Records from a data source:

============

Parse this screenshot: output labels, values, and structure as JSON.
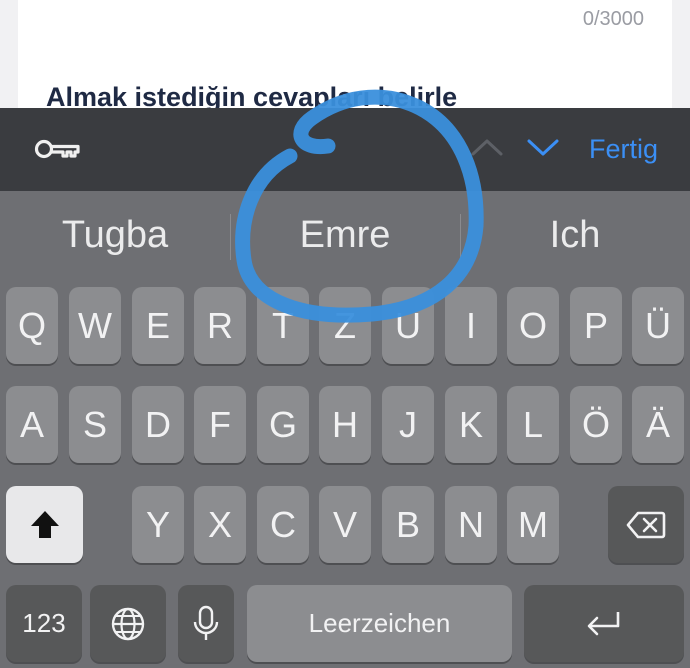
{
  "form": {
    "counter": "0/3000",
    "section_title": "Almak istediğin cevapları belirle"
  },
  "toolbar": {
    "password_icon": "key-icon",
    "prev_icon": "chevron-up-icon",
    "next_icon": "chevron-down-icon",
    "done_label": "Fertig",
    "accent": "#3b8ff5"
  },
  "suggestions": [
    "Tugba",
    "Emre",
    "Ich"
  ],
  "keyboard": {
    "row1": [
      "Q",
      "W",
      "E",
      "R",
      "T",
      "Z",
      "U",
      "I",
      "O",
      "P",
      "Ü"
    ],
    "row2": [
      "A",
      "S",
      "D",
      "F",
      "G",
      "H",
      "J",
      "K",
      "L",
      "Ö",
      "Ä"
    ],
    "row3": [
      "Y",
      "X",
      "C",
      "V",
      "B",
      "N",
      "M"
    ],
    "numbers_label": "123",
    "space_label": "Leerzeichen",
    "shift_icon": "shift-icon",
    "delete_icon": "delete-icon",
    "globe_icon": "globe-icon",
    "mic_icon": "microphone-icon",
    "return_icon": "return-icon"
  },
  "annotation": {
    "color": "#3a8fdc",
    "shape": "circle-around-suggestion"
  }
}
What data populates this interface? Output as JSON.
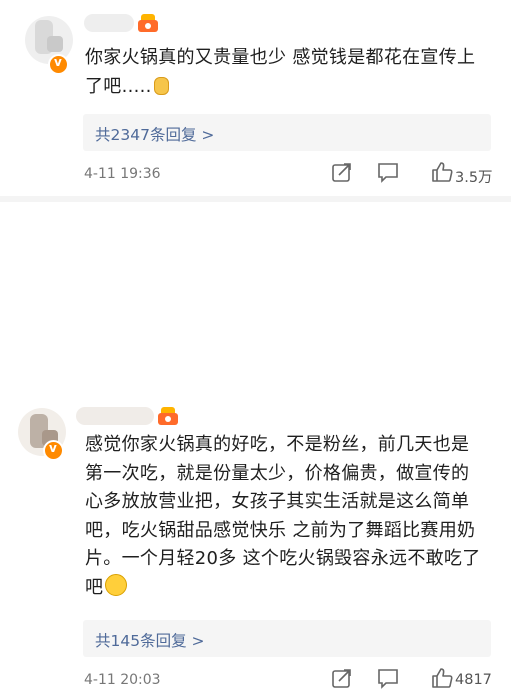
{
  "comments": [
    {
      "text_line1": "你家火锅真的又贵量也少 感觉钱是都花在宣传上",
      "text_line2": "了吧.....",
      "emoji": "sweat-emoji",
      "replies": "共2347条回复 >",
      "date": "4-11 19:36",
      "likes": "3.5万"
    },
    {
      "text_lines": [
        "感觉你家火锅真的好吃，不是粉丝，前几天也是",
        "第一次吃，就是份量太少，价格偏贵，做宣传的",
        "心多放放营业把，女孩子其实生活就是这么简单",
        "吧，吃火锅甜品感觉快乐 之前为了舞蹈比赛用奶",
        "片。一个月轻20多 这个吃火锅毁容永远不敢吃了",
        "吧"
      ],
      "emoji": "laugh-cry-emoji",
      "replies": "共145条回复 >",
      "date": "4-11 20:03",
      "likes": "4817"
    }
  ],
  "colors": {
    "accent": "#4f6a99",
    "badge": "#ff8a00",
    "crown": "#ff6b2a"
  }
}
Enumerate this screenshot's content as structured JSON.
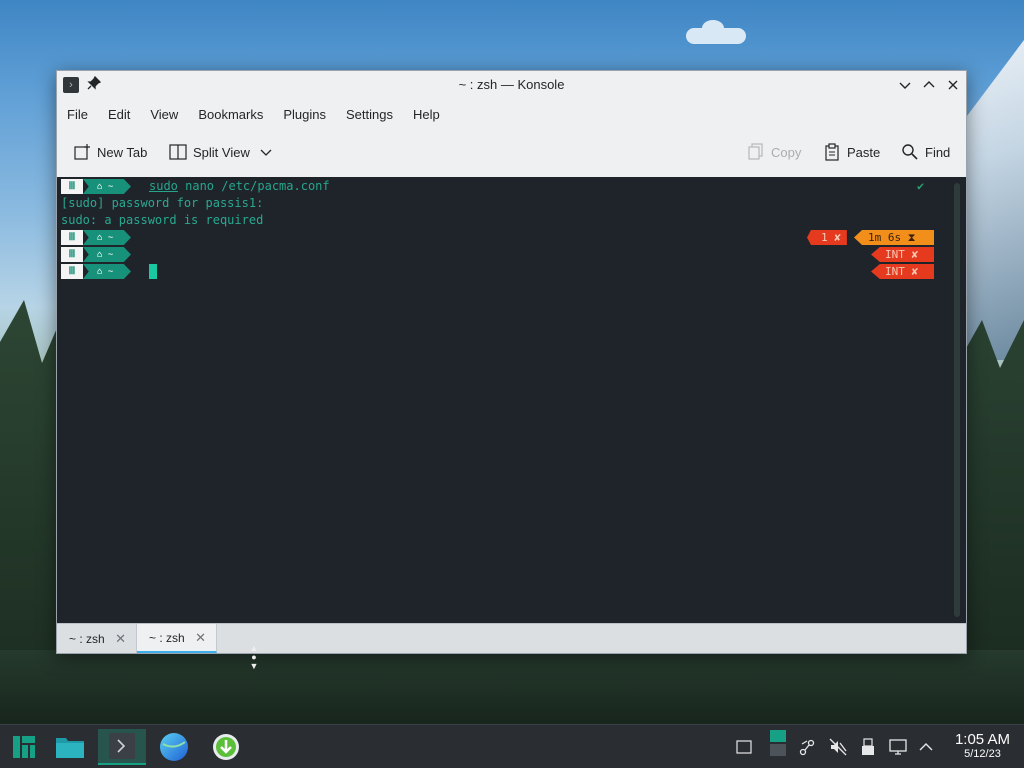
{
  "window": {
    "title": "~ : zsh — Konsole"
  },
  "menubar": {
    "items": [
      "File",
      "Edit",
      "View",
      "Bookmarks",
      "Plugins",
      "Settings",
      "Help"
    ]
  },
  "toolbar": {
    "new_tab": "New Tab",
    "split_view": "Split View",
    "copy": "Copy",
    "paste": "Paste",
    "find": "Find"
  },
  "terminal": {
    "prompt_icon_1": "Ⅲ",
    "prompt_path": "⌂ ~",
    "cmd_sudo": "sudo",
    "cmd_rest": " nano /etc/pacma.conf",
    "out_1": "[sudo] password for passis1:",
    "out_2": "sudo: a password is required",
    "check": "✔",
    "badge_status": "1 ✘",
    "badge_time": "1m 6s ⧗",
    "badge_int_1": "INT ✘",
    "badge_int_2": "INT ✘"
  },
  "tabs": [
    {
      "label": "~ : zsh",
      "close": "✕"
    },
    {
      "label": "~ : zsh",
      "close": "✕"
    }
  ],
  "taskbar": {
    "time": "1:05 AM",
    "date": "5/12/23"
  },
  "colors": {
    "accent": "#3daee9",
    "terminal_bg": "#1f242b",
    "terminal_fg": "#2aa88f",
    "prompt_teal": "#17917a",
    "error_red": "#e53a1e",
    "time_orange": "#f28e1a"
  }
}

============

Stated exercise:
Using the entries above, return each line in which the word "screenshot" occurs.

Final result:
Parse this screenshot: output labels, values, and structure as JSON.
Enumerate this screenshot's content as structured JSON.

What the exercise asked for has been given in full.